>> begin PROVIDED DATA

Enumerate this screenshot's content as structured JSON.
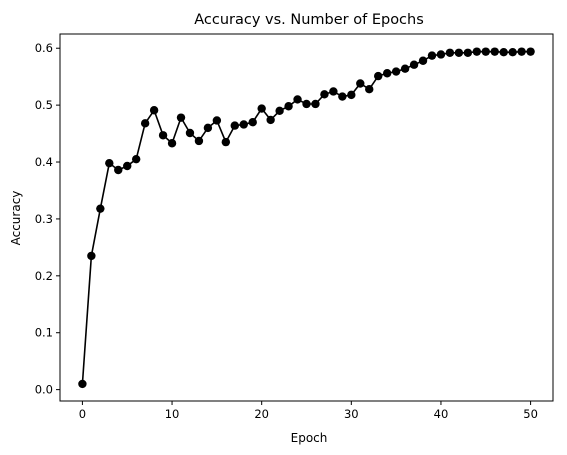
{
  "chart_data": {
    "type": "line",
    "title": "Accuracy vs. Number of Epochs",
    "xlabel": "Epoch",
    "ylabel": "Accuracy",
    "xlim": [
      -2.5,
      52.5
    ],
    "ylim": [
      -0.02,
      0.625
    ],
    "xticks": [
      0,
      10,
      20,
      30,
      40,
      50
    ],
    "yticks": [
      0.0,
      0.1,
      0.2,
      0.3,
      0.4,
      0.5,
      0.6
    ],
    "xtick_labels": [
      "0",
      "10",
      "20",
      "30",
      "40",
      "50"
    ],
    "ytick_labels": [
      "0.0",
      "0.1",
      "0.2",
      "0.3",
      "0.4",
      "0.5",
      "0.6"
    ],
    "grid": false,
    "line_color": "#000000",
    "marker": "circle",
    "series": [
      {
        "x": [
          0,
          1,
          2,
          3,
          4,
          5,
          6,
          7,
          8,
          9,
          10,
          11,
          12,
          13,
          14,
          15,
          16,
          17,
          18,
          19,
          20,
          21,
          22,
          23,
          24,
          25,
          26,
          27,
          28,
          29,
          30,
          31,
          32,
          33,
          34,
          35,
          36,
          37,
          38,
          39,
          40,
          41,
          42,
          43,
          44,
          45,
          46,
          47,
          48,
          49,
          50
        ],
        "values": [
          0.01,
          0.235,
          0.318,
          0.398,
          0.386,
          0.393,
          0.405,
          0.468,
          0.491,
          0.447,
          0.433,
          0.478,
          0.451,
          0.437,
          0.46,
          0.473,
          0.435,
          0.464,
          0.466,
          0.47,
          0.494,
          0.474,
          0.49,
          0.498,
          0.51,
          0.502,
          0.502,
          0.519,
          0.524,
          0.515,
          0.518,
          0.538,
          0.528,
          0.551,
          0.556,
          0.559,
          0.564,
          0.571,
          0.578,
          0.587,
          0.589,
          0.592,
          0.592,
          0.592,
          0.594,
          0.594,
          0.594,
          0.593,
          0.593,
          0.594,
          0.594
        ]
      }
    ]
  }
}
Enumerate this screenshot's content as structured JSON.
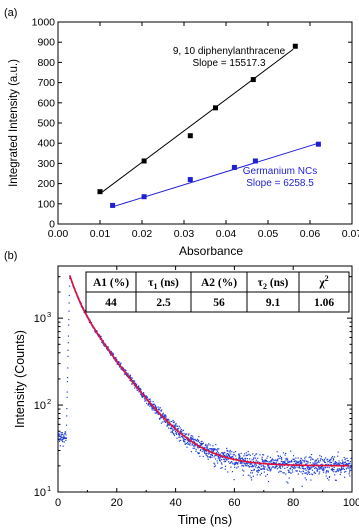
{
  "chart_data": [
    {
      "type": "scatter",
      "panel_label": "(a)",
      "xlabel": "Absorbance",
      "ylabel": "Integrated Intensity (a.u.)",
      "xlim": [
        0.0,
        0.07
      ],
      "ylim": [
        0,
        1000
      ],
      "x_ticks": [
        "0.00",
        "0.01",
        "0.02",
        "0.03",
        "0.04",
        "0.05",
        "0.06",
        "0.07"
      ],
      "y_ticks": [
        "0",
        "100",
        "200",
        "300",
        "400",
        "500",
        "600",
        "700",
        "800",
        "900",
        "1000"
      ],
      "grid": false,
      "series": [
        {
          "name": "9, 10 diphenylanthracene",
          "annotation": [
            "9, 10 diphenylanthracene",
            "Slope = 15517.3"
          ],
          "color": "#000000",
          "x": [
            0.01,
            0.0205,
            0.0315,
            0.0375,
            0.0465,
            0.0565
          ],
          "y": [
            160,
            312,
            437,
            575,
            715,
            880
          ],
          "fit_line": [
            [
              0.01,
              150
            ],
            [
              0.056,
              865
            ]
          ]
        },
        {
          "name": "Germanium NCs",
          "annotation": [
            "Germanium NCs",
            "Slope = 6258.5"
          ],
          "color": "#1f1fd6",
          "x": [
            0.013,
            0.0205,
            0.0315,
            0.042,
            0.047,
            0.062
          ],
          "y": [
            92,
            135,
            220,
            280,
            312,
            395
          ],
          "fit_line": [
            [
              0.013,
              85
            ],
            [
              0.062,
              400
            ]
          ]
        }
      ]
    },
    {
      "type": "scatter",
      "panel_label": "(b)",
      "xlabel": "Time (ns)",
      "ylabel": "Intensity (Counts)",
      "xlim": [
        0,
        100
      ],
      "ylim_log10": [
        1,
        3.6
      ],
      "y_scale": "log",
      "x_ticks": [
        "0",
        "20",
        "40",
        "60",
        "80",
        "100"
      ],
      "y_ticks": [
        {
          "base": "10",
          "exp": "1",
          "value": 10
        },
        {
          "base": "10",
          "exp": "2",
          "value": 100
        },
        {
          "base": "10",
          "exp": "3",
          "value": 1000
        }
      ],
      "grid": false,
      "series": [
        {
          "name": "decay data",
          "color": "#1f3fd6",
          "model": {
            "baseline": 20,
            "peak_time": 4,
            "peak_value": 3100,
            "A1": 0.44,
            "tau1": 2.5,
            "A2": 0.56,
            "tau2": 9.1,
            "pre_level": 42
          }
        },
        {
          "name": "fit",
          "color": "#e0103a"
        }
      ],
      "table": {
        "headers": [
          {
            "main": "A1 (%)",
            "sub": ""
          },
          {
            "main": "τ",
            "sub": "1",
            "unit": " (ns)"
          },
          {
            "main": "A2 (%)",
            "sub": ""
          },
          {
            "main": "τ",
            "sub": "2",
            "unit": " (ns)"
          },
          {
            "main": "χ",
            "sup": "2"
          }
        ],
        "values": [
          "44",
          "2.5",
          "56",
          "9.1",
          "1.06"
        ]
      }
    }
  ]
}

>> end PROVIDED DATA

STATED PROBLEM>
Each record above should come back exactly the same, only without its pictures.

THE SOLUTION>
Enumerate this screenshot's content as structured JSON.
{
  "chart_data": {
    "type": "line",
    "title": "Accuracy vs. Number of Epochs",
    "xlabel": "Epoch",
    "ylabel": "Accuracy",
    "xlim": [
      -2.5,
      52.5
    ],
    "ylim": [
      -0.02,
      0.625
    ],
    "xticks": [
      0,
      10,
      20,
      30,
      40,
      50
    ],
    "yticks": [
      0.0,
      0.1,
      0.2,
      0.3,
      0.4,
      0.5,
      0.6
    ],
    "xtick_labels": [
      "0",
      "10",
      "20",
      "30",
      "40",
      "50"
    ],
    "ytick_labels": [
      "0.0",
      "0.1",
      "0.2",
      "0.3",
      "0.4",
      "0.5",
      "0.6"
    ],
    "grid": false,
    "line_color": "#000000",
    "marker": "circle",
    "series": [
      {
        "x": [
          0,
          1,
          2,
          3,
          4,
          5,
          6,
          7,
          8,
          9,
          10,
          11,
          12,
          13,
          14,
          15,
          16,
          17,
          18,
          19,
          20,
          21,
          22,
          23,
          24,
          25,
          26,
          27,
          28,
          29,
          30,
          31,
          32,
          33,
          34,
          35,
          36,
          37,
          38,
          39,
          40,
          41,
          42,
          43,
          44,
          45,
          46,
          47,
          48,
          49,
          50
        ],
        "values": [
          0.01,
          0.235,
          0.318,
          0.398,
          0.386,
          0.393,
          0.405,
          0.468,
          0.491,
          0.447,
          0.433,
          0.478,
          0.451,
          0.437,
          0.46,
          0.473,
          0.435,
          0.464,
          0.466,
          0.47,
          0.494,
          0.474,
          0.49,
          0.498,
          0.51,
          0.502,
          0.502,
          0.519,
          0.524,
          0.515,
          0.518,
          0.538,
          0.528,
          0.551,
          0.556,
          0.559,
          0.564,
          0.571,
          0.578,
          0.587,
          0.589,
          0.592,
          0.592,
          0.592,
          0.594,
          0.594,
          0.594,
          0.593,
          0.593,
          0.594,
          0.594
        ]
      }
    ]
  }
}
Enumerate this screenshot's content as structured JSON.
{
  "chart_data": [
    {
      "type": "scatter",
      "panel_label": "(a)",
      "xlabel": "Absorbance",
      "ylabel": "Integrated Intensity (a.u.)",
      "xlim": [
        0.0,
        0.07
      ],
      "ylim": [
        0,
        1000
      ],
      "x_ticks": [
        "0.00",
        "0.01",
        "0.02",
        "0.03",
        "0.04",
        "0.05",
        "0.06",
        "0.07"
      ],
      "y_ticks": [
        "0",
        "100",
        "200",
        "300",
        "400",
        "500",
        "600",
        "700",
        "800",
        "900",
        "1000"
      ],
      "grid": false,
      "series": [
        {
          "name": "9, 10 diphenylanthracene",
          "annotation": [
            "9, 10 diphenylanthracene",
            "Slope = 15517.3"
          ],
          "color": "#000000",
          "x": [
            0.01,
            0.0205,
            0.0315,
            0.0375,
            0.0465,
            0.0565
          ],
          "y": [
            160,
            312,
            437,
            575,
            715,
            880
          ],
          "fit_line": [
            [
              0.01,
              150
            ],
            [
              0.056,
              865
            ]
          ]
        },
        {
          "name": "Germanium NCs",
          "annotation": [
            "Germanium NCs",
            "Slope = 6258.5"
          ],
          "color": "#1f1fd6",
          "x": [
            0.013,
            0.0205,
            0.0315,
            0.042,
            0.047,
            0.062
          ],
          "y": [
            92,
            135,
            220,
            280,
            312,
            395
          ],
          "fit_line": [
            [
              0.013,
              85
            ],
            [
              0.062,
              400
            ]
          ]
        }
      ]
    },
    {
      "type": "scatter",
      "panel_label": "(b)",
      "xlabel": "Time (ns)",
      "ylabel": "Intensity (Counts)",
      "xlim": [
        0,
        100
      ],
      "ylim_log10": [
        1,
        3.6
      ],
      "y_scale": "log",
      "x_ticks": [
        "0",
        "20",
        "40",
        "60",
        "80",
        "100"
      ],
      "y_ticks": [
        {
          "base": "10",
          "exp": "1",
          "value": 10
        },
        {
          "base": "10",
          "exp": "2",
          "value": 100
        },
        {
          "base": "10",
          "exp": "3",
          "value": 1000
        }
      ],
      "grid": false,
      "series": [
        {
          "name": "decay data",
          "color": "#1f3fd6",
          "model": {
            "baseline": 20,
            "peak_time": 4,
            "peak_value": 3100,
            "A1": 0.44,
            "tau1": 2.5,
            "A2": 0.56,
            "tau2": 9.1,
            "pre_level": 42
          }
        },
        {
          "name": "fit",
          "color": "#e0103a"
        }
      ],
      "table": {
        "headers": [
          {
            "main": "A1 (%)",
            "sub": ""
          },
          {
            "main": "τ",
            "sub": "1",
            "unit": " (ns)"
          },
          {
            "main": "A2 (%)",
            "sub": ""
          },
          {
            "main": "τ",
            "sub": "2",
            "unit": " (ns)"
          },
          {
            "main": "χ",
            "sup": "2"
          }
        ],
        "values": [
          "44",
          "2.5",
          "56",
          "9.1",
          "1.06"
        ]
      }
    }
  ]
}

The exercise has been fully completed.